**Work to be completed:** Transcribe the material word for word, but without the images.

● ● ● ● ●

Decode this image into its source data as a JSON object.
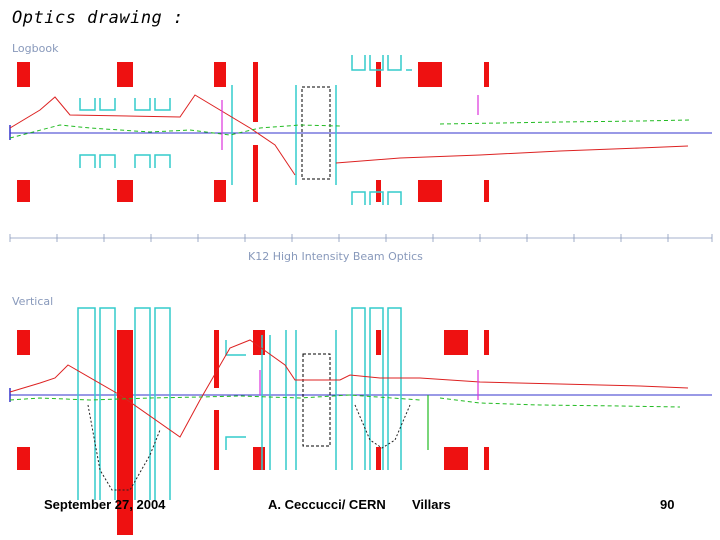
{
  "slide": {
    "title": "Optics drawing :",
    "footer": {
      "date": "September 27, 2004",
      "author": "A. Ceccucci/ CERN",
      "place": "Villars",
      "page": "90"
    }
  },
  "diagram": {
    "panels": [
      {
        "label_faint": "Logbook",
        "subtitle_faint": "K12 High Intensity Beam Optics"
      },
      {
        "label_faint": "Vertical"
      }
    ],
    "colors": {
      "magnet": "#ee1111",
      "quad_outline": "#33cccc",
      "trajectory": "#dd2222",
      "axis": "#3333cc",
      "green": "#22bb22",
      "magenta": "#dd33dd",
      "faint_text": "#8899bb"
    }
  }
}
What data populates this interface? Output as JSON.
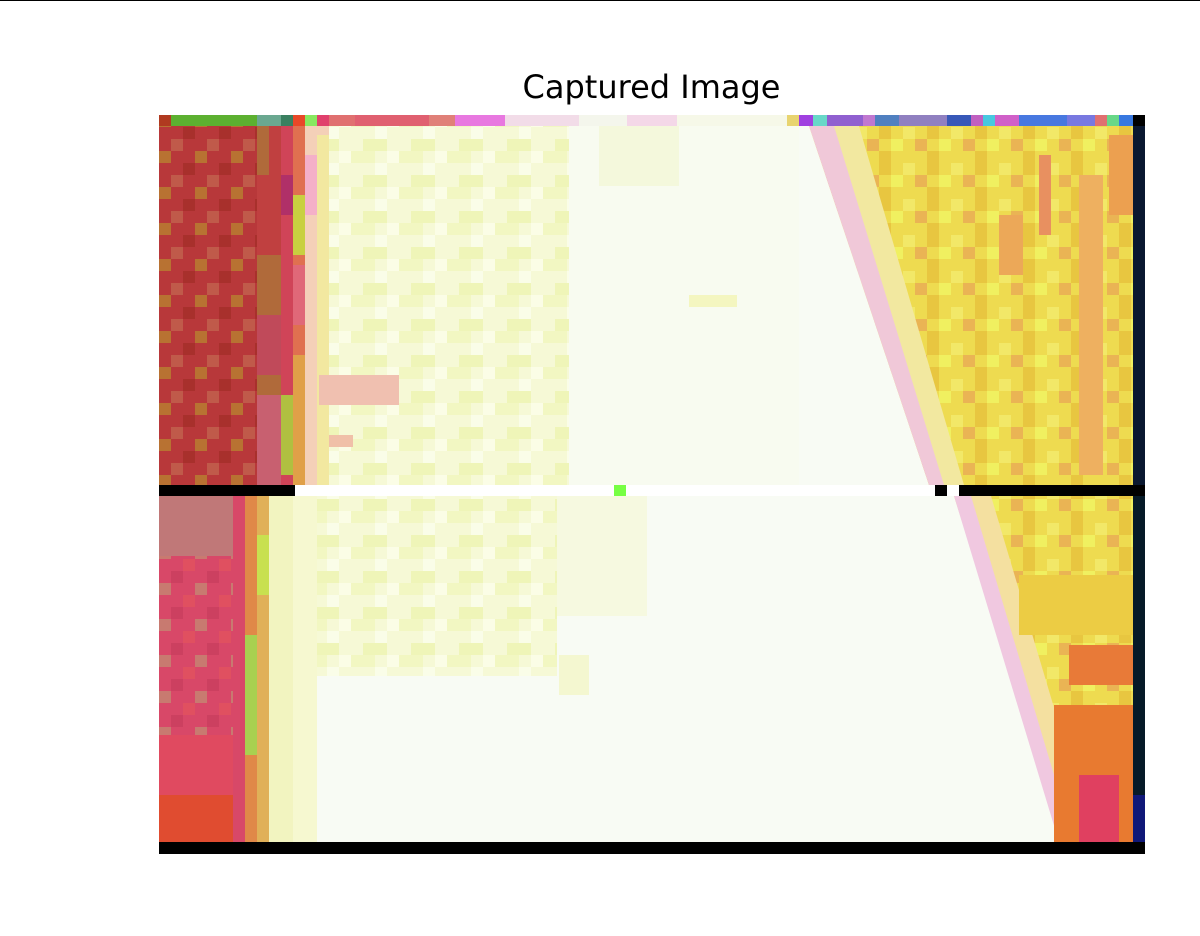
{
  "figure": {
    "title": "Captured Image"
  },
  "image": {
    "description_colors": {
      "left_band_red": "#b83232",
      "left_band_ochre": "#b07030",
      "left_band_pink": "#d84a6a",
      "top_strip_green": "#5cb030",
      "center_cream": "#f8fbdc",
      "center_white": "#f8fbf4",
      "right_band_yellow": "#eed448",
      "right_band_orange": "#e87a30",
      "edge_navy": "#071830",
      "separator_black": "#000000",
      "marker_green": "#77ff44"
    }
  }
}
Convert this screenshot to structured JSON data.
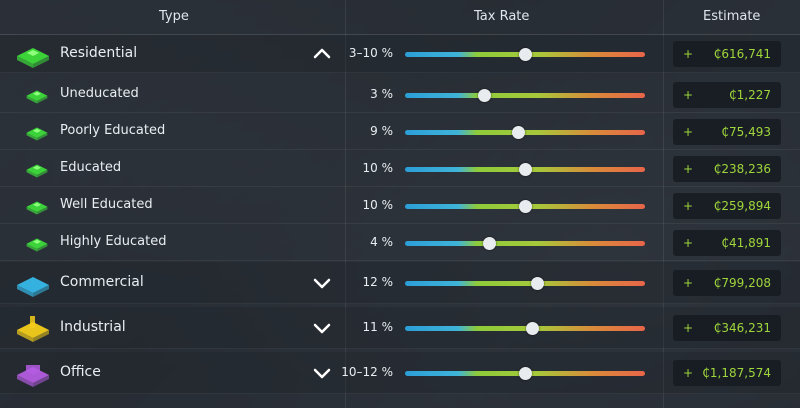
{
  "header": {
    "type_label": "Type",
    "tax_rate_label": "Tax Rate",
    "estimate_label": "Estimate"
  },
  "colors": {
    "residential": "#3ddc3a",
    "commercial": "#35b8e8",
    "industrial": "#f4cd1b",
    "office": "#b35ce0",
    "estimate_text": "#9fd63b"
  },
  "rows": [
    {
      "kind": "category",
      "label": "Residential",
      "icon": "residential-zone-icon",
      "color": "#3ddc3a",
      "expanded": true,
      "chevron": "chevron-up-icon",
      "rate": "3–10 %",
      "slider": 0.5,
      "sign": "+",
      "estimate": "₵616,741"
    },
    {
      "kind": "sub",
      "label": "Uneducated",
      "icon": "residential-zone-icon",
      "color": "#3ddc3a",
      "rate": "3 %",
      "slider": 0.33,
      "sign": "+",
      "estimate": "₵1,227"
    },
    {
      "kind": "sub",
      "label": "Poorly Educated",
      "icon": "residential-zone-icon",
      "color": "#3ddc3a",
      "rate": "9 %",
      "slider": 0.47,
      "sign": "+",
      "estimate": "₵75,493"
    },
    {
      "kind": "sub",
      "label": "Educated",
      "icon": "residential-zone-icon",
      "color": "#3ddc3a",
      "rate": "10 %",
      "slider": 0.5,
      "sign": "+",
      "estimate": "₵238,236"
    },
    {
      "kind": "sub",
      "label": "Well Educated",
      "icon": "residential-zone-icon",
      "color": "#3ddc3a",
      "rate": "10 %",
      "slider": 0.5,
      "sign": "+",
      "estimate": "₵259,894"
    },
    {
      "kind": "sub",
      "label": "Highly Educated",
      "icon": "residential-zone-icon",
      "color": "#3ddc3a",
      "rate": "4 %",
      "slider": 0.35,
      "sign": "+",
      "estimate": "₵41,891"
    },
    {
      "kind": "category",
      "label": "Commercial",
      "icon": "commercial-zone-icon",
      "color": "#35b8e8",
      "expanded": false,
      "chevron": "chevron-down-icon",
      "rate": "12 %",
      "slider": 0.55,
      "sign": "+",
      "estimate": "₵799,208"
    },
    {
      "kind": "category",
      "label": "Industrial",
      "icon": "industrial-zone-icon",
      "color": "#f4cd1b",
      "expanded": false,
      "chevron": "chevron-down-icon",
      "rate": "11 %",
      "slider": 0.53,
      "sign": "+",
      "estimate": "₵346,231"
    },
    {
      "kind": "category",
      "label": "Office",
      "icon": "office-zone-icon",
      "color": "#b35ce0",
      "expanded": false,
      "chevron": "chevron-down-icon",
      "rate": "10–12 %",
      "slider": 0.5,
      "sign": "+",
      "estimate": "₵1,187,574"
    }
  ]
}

● ● ● ● ●

**Solution for this task:**
Decode this image into its source data as a JSON object.
{
  "slide": {
    "title": "Optics drawing :",
    "footer": {
      "date": "September 27, 2004",
      "author": "A. Ceccucci/ CERN",
      "place": "Villars",
      "page": "90"
    }
  },
  "diagram": {
    "panels": [
      {
        "label_faint": "Logbook",
        "subtitle_faint": "K12 High Intensity Beam Optics"
      },
      {
        "label_faint": "Vertical"
      }
    ],
    "colors": {
      "magnet": "#ee1111",
      "quad_outline": "#33cccc",
      "trajectory": "#dd2222",
      "axis": "#3333cc",
      "green": "#22bb22",
      "magenta": "#dd33dd",
      "faint_text": "#8899bb"
    }
  }
}
What data populates this interface? Output as JSON.
{
  "figure": {
    "title": "Captured Image"
  },
  "image": {
    "description_colors": {
      "left_band_red": "#b83232",
      "left_band_ochre": "#b07030",
      "left_band_pink": "#d84a6a",
      "top_strip_green": "#5cb030",
      "center_cream": "#f8fbdc",
      "center_white": "#f8fbf4",
      "right_band_yellow": "#eed448",
      "right_band_orange": "#e87a30",
      "edge_navy": "#071830",
      "separator_black": "#000000",
      "marker_green": "#77ff44"
    }
  }
}
Convert this screenshot to structured JSON data.
{
  "header": {
    "type_label": "Type",
    "tax_rate_label": "Tax Rate",
    "estimate_label": "Estimate"
  },
  "colors": {
    "residential": "#3ddc3a",
    "commercial": "#35b8e8",
    "industrial": "#f4cd1b",
    "office": "#b35ce0",
    "estimate_text": "#9fd63b"
  },
  "rows": [
    {
      "kind": "category",
      "label": "Residential",
      "icon": "residential-zone-icon",
      "color": "#3ddc3a",
      "expanded": true,
      "chevron": "chevron-up-icon",
      "rate": "3–10 %",
      "slider": 0.5,
      "sign": "+",
      "estimate": "₵616,741"
    },
    {
      "kind": "sub",
      "label": "Uneducated",
      "icon": "residential-zone-icon",
      "color": "#3ddc3a",
      "rate": "3 %",
      "slider": 0.33,
      "sign": "+",
      "estimate": "₵1,227"
    },
    {
      "kind": "sub",
      "label": "Poorly Educated",
      "icon": "residential-zone-icon",
      "color": "#3ddc3a",
      "rate": "9 %",
      "slider": 0.47,
      "sign": "+",
      "estimate": "₵75,493"
    },
    {
      "kind": "sub",
      "label": "Educated",
      "icon": "residential-zone-icon",
      "color": "#3ddc3a",
      "rate": "10 %",
      "slider": 0.5,
      "sign": "+",
      "estimate": "₵238,236"
    },
    {
      "kind": "sub",
      "label": "Well Educated",
      "icon": "residential-zone-icon",
      "color": "#3ddc3a",
      "rate": "10 %",
      "slider": 0.5,
      "sign": "+",
      "estimate": "₵259,894"
    },
    {
      "kind": "sub",
      "label": "Highly Educated",
      "icon": "residential-zone-icon",
      "color": "#3ddc3a",
      "rate": "4 %",
      "slider": 0.35,
      "sign": "+",
      "estimate": "₵41,891"
    },
    {
      "kind": "category",
      "label": "Commercial",
      "icon": "commercial-zone-icon",
      "color": "#35b8e8",
      "expanded": false,
      "chevron": "chevron-down-icon",
      "rate": "12 %",
      "slider": 0.55,
      "sign": "+",
      "estimate": "₵799,208"
    },
    {
      "kind": "category",
      "label": "Industrial",
      "icon": "industrial-zone-icon",
      "color": "#f4cd1b",
      "expanded": false,
      "chevron": "chevron-down-icon",
      "rate": "11 %",
      "slider": 0.53,
      "sign": "+",
      "estimate": "₵346,231"
    },
    {
      "kind": "category",
      "label": "Office",
      "icon": "office-zone-icon",
      "color": "#b35ce0",
      "expanded": false,
      "chevron": "chevron-down-icon",
      "rate": "10–12 %",
      "slider": 0.5,
      "sign": "+",
      "estimate": "₵1,187,574"
    }
  ]
}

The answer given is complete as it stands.